[Your goal]
Each entry below is to be duplicated verbatim.

[Stored rows]
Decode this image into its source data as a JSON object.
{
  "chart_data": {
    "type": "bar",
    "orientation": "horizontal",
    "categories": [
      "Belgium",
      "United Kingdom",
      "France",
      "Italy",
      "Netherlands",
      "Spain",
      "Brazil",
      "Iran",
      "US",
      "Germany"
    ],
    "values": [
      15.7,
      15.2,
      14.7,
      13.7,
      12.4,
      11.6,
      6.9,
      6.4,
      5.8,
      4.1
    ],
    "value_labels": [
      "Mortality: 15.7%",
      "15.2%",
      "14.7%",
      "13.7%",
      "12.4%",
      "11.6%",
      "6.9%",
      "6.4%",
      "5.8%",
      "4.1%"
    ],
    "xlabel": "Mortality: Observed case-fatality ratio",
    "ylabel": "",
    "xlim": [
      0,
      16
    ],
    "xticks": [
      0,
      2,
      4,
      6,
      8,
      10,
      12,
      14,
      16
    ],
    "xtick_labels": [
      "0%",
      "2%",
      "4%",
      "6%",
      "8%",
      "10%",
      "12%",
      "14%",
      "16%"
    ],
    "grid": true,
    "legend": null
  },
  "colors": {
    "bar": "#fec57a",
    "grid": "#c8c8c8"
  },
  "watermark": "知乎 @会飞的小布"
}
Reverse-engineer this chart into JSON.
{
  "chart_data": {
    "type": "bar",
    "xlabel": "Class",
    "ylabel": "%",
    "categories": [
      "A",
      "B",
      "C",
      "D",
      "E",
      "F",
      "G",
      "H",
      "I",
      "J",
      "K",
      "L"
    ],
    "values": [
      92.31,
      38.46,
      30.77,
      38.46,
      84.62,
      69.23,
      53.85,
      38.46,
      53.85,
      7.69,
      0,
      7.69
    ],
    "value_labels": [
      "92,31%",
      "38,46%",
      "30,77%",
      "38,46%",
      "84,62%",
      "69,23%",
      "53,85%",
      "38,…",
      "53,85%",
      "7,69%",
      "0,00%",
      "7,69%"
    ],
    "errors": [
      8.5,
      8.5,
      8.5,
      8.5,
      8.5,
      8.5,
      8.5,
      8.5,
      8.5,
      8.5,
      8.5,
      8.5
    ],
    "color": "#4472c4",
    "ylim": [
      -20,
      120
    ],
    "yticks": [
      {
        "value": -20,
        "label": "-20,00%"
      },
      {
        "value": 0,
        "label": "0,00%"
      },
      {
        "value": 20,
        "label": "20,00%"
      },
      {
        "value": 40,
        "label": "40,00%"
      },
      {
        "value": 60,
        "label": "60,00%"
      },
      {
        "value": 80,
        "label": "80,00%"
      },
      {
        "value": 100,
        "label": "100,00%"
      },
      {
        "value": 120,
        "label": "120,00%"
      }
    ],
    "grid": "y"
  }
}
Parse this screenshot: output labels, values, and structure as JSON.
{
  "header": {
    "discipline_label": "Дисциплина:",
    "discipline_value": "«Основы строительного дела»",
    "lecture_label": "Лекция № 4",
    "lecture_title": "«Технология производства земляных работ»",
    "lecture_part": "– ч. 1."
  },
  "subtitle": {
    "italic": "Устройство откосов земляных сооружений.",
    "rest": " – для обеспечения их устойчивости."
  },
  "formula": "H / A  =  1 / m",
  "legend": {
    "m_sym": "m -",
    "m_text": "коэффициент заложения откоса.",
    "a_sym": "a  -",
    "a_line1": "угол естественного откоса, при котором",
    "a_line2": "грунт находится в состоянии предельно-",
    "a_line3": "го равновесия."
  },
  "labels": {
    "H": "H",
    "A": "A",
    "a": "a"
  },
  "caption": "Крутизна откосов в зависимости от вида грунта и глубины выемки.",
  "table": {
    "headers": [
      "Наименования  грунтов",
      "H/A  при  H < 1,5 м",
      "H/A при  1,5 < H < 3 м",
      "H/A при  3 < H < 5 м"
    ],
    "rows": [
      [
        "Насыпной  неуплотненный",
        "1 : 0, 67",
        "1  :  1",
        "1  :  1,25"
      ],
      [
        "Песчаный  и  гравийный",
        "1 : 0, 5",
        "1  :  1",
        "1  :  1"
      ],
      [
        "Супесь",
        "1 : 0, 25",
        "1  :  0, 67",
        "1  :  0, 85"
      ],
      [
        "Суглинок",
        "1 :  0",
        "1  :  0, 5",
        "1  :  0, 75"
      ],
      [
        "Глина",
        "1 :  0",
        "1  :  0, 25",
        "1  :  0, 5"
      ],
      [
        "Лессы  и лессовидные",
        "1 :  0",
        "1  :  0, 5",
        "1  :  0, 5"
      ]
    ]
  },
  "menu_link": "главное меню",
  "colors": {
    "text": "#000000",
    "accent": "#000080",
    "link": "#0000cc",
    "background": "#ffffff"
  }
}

[Exercise solution]
Decode this image into its source data as a JSON object.
{
  "chart_data": {
    "type": "bar",
    "orientation": "horizontal",
    "categories": [
      "Belgium",
      "United Kingdom",
      "France",
      "Italy",
      "Netherlands",
      "Spain",
      "Brazil",
      "Iran",
      "US",
      "Germany"
    ],
    "values": [
      15.7,
      15.2,
      14.7,
      13.7,
      12.4,
      11.6,
      6.9,
      6.4,
      5.8,
      4.1
    ],
    "value_labels": [
      "Mortality: 15.7%",
      "15.2%",
      "14.7%",
      "13.7%",
      "12.4%",
      "11.6%",
      "6.9%",
      "6.4%",
      "5.8%",
      "4.1%"
    ],
    "xlabel": "Mortality: Observed case-fatality ratio",
    "ylabel": "",
    "xlim": [
      0,
      16
    ],
    "xticks": [
      0,
      2,
      4,
      6,
      8,
      10,
      12,
      14,
      16
    ],
    "xtick_labels": [
      "0%",
      "2%",
      "4%",
      "6%",
      "8%",
      "10%",
      "12%",
      "14%",
      "16%"
    ],
    "grid": true,
    "legend": null
  },
  "colors": {
    "bar": "#fec57a",
    "grid": "#c8c8c8"
  },
  "watermark": "知乎 @会飞的小布"
}
Reverse-engineer this chart into JSON.
{
  "chart_data": {
    "type": "bar",
    "xlabel": "Class",
    "ylabel": "%",
    "categories": [
      "A",
      "B",
      "C",
      "D",
      "E",
      "F",
      "G",
      "H",
      "I",
      "J",
      "K",
      "L"
    ],
    "values": [
      92.31,
      38.46,
      30.77,
      38.46,
      84.62,
      69.23,
      53.85,
      38.46,
      53.85,
      7.69,
      0,
      7.69
    ],
    "value_labels": [
      "92,31%",
      "38,46%",
      "30,77%",
      "38,46%",
      "84,62%",
      "69,23%",
      "53,85%",
      "38,…",
      "53,85%",
      "7,69%",
      "0,00%",
      "7,69%"
    ],
    "errors": [
      8.5,
      8.5,
      8.5,
      8.5,
      8.5,
      8.5,
      8.5,
      8.5,
      8.5,
      8.5,
      8.5,
      8.5
    ],
    "color": "#4472c4",
    "ylim": [
      -20,
      120
    ],
    "yticks": [
      {
        "value": -20,
        "label": "-20,00%"
      },
      {
        "value": 0,
        "label": "0,00%"
      },
      {
        "value": 20,
        "label": "20,00%"
      },
      {
        "value": 40,
        "label": "40,00%"
      },
      {
        "value": 60,
        "label": "60,00%"
      },
      {
        "value": 80,
        "label": "80,00%"
      },
      {
        "value": 100,
        "label": "100,00%"
      },
      {
        "value": 120,
        "label": "120,00%"
      }
    ],
    "grid": "y"
  }
}
Parse this screenshot: output labels, values, and structure as JSON.
{
  "header": {
    "discipline_label": "Дисциплина:",
    "discipline_value": "«Основы строительного дела»",
    "lecture_label": "Лекция № 4",
    "lecture_title": "«Технология производства земляных работ»",
    "lecture_part": "– ч. 1."
  },
  "subtitle": {
    "italic": "Устройство откосов земляных сооружений.",
    "rest": " – для обеспечения их устойчивости."
  },
  "formula": "H / A  =  1 / m",
  "legend": {
    "m_sym": "m -",
    "m_text": "коэффициент заложения откоса.",
    "a_sym": "a  -",
    "a_line1": "угол естественного откоса, при котором",
    "a_line2": "грунт находится в состоянии предельно-",
    "a_line3": "го равновесия."
  },
  "labels": {
    "H": "H",
    "A": "A",
    "a": "a"
  },
  "caption": "Крутизна откосов в зависимости от вида грунта и глубины выемки.",
  "table": {
    "headers": [
      "Наименования  грунтов",
      "H/A  при  H < 1,5 м",
      "H/A при  1,5 < H < 3 м",
      "H/A при  3 < H < 5 м"
    ],
    "rows": [
      [
        "Насыпной  неуплотненный",
        "1 : 0, 67",
        "1  :  1",
        "1  :  1,25"
      ],
      [
        "Песчаный  и  гравийный",
        "1 : 0, 5",
        "1  :  1",
        "1  :  1"
      ],
      [
        "Супесь",
        "1 : 0, 25",
        "1  :  0, 67",
        "1  :  0, 85"
      ],
      [
        "Суглинок",
        "1 :  0",
        "1  :  0, 5",
        "1  :  0, 75"
      ],
      [
        "Глина",
        "1 :  0",
        "1  :  0, 25",
        "1  :  0, 5"
      ],
      [
        "Лессы  и лессовидные",
        "1 :  0",
        "1  :  0, 5",
        "1  :  0, 5"
      ]
    ]
  },
  "menu_link": "главное меню",
  "colors": {
    "text": "#000000",
    "accent": "#000080",
    "link": "#0000cc",
    "background": "#ffffff"
  }
}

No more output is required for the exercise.